(Dataset entries)
··········

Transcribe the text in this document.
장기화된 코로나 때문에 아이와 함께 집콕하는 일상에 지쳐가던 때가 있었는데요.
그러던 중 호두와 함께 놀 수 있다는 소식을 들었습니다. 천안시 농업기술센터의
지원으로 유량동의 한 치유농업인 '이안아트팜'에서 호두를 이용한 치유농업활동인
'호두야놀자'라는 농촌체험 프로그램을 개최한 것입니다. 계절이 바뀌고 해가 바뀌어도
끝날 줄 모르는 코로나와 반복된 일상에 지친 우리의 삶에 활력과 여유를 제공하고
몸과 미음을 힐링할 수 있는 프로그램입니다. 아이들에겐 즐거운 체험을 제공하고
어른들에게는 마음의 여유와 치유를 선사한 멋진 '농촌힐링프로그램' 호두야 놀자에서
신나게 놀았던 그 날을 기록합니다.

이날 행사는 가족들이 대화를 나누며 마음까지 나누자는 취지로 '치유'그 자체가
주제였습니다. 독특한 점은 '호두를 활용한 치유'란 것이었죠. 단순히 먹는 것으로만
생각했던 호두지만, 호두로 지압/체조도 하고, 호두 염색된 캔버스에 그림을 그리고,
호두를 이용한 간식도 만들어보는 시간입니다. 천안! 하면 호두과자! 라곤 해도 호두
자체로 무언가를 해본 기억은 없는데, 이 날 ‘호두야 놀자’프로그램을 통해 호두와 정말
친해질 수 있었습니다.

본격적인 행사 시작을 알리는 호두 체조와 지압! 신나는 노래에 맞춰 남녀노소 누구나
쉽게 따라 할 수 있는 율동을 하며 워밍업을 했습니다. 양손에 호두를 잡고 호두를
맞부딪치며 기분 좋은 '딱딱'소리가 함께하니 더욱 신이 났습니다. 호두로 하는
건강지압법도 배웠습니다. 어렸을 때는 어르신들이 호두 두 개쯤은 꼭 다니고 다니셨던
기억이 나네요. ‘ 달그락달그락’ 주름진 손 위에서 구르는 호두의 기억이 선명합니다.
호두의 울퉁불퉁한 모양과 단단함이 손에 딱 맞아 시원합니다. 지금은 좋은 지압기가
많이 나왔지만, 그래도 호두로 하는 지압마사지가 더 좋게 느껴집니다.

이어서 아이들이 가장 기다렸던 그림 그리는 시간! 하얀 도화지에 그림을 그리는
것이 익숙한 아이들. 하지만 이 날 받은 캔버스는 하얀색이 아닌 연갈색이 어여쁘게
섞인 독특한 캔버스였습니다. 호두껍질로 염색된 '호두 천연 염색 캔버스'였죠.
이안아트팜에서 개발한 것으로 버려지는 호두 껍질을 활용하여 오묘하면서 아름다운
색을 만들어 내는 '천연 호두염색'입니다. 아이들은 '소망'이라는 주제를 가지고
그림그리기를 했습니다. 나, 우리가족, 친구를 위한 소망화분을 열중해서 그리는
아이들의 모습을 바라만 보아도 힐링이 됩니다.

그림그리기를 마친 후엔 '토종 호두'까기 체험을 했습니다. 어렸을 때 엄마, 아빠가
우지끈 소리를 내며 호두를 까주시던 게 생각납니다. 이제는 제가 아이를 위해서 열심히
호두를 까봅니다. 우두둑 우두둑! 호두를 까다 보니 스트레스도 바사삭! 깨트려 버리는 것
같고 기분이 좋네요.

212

··········

__Given exercise__:
Reproduce the material in full, with no word added or dropped.

__Solution for this problem__:
Transcribe the text in this document.
장기화된 코로나 때문에 아이와 함께 집콕하는 일상에 지쳐가던 때가 있었는데요.
그러던 중 호두와 함께 놀 수 있다는 소식을 들었습니다. 천안시 농업기술센터의
지원으로 유량동의 한 치유농업인 '이안아트팜'에서 호두를 이용한 치유농업활동인
'호두야놀자'라는 농촌체험 프로그램을 개최한 것입니다. 계절이 바뀌고 해가 바뀌어도
끝날 줄 모르는 코로나와 반복된 일상에 지친 우리의 삶에 활력과 여유를 제공하고
몸과 미음을 힐링할 수 있는 프로그램입니다. 아이들에겐 즐거운 체험을 제공하고
어른들에게는 마음의 여유와 치유를 선사한 멋진 '농촌힐링프로그램' 호두야 놀자에서
신나게 놀았던 그 날을 기록합니다.

이날 행사는 가족들이 대화를 나누며 마음까지 나누자는 취지로 '치유'그 자체가
주제였습니다. 독특한 점은 '호두를 활용한 치유'란 것이었죠. 단순히 먹는 것으로만
생각했던 호두지만, 호두로 지압/체조도 하고, 호두 염색된 캔버스에 그림을 그리고,
호두를 이용한 간식도 만들어보는 시간입니다. 천안! 하면 호두과자! 라곤 해도 호두
자체로 무언가를 해본 기억은 없는데, 이 날 ‘호두야 놀자’프로그램을 통해 호두와 정말
친해질 수 있었습니다.

본격적인 행사 시작을 알리는 호두 체조와 지압! 신나는 노래에 맞춰 남녀노소 누구나
쉽게 따라 할 수 있는 율동을 하며 워밍업을 했습니다. 양손에 호두를 잡고 호두를
맞부딪치며 기분 좋은 '딱딱'소리가 함께하니 더욱 신이 났습니다. 호두로 하는
건강지압법도 배웠습니다. 어렸을 때는 어르신들이 호두 두 개쯤은 꼭 다니고 다니셨던
기억이 나네요. ‘ 달그락달그락’ 주름진 손 위에서 구르는 호두의 기억이 선명합니다.
호두의 울퉁불퉁한 모양과 단단함이 손에 딱 맞아 시원합니다. 지금은 좋은 지압기가
많이 나왔지만, 그래도 호두로 하는 지압마사지가 더 좋게 느껴집니다.

이어서 아이들이 가장 기다렸던 그림 그리는 시간! 하얀 도화지에 그림을 그리는
것이 익숙한 아이들. 하지만 이 날 받은 캔버스는 하얀색이 아닌 연갈색이 어여쁘게
섞인 독특한 캔버스였습니다. 호두껍질로 염색된 '호두 천연 염색 캔버스'였죠.
이안아트팜에서 개발한 것으로 버려지는 호두 껍질을 활용하여 오묘하면서 아름다운
색을 만들어 내는 '천연 호두염색'입니다. 아이들은 '소망'이라는 주제를 가지고
그림그리기를 했습니다. 나, 우리가족, 친구를 위한 소망화분을 열중해서 그리는
아이들의 모습을 바라만 보아도 힐링이 됩니다.

그림그리기를 마친 후엔 '토종 호두'까기 체험을 했습니다. 어렸을 때 엄마, 아빠가
우지끈 소리를 내며 호두를 까주시던 게 생각납니다. 이제는 제가 아이를 위해서 열심히
호두를 까봅니다. 우두둑 우두둑! 호두를 까다 보니 스트레스도 바사삭! 깨트려 버리는 것
같고 기분이 좋네요.

212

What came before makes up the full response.